▸ **Exercise details**: Omit all pictures. Copy the rest of the material exactly.

>>>>

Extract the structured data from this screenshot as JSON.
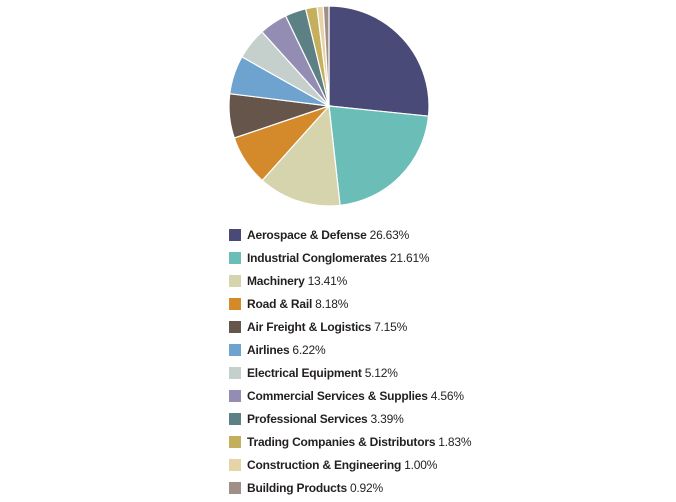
{
  "chart_data": {
    "type": "pie",
    "title": "",
    "legend_position": "bottom",
    "slices": [
      {
        "label": "Aerospace & Defense",
        "value": 26.63,
        "display": "26.63%",
        "color": "#4a4a78"
      },
      {
        "label": "Industrial Conglomerates",
        "value": 21.61,
        "display": "21.61%",
        "color": "#6bbdb7"
      },
      {
        "label": "Machinery",
        "value": 13.41,
        "display": "13.41%",
        "color": "#d6d4ac"
      },
      {
        "label": "Road & Rail",
        "value": 8.18,
        "display": "8.18%",
        "color": "#d48a2a"
      },
      {
        "label": "Air Freight & Logistics",
        "value": 7.15,
        "display": "7.15%",
        "color": "#66554a"
      },
      {
        "label": "Airlines",
        "value": 6.22,
        "display": "6.22%",
        "color": "#6ea3cf"
      },
      {
        "label": "Electrical Equipment",
        "value": 5.12,
        "display": "5.12%",
        "color": "#c5cfcc"
      },
      {
        "label": "Commercial Services & Supplies",
        "value": 4.56,
        "display": "4.56%",
        "color": "#938db3"
      },
      {
        "label": "Professional Services",
        "value": 3.39,
        "display": "3.39%",
        "color": "#5c8084"
      },
      {
        "label": "Trading Companies & Distributors",
        "value": 1.83,
        "display": "1.83%",
        "color": "#c4af5c"
      },
      {
        "label": "Construction & Engineering",
        "value": 1.0,
        "display": "1.00%",
        "color": "#e6d3a8"
      },
      {
        "label": "Building Products",
        "value": 0.92,
        "display": "0.92%",
        "color": "#a08e88"
      }
    ]
  }
}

<<<<

▸ **Expected answer**:
Extract the structured data from this screenshot as JSON.
{
  "chart_data": {
    "type": "pie",
    "title": "",
    "legend_position": "bottom",
    "slices": [
      {
        "label": "Aerospace & Defense",
        "value": 26.63,
        "display": "26.63%",
        "color": "#4a4a78"
      },
      {
        "label": "Industrial Conglomerates",
        "value": 21.61,
        "display": "21.61%",
        "color": "#6bbdb7"
      },
      {
        "label": "Machinery",
        "value": 13.41,
        "display": "13.41%",
        "color": "#d6d4ac"
      },
      {
        "label": "Road & Rail",
        "value": 8.18,
        "display": "8.18%",
        "color": "#d48a2a"
      },
      {
        "label": "Air Freight & Logistics",
        "value": 7.15,
        "display": "7.15%",
        "color": "#66554a"
      },
      {
        "label": "Airlines",
        "value": 6.22,
        "display": "6.22%",
        "color": "#6ea3cf"
      },
      {
        "label": "Electrical Equipment",
        "value": 5.12,
        "display": "5.12%",
        "color": "#c5cfcc"
      },
      {
        "label": "Commercial Services & Supplies",
        "value": 4.56,
        "display": "4.56%",
        "color": "#938db3"
      },
      {
        "label": "Professional Services",
        "value": 3.39,
        "display": "3.39%",
        "color": "#5c8084"
      },
      {
        "label": "Trading Companies & Distributors",
        "value": 1.83,
        "display": "1.83%",
        "color": "#c4af5c"
      },
      {
        "label": "Construction & Engineering",
        "value": 1.0,
        "display": "1.00%",
        "color": "#e6d3a8"
      },
      {
        "label": "Building Products",
        "value": 0.92,
        "display": "0.92%",
        "color": "#a08e88"
      }
    ]
  }
}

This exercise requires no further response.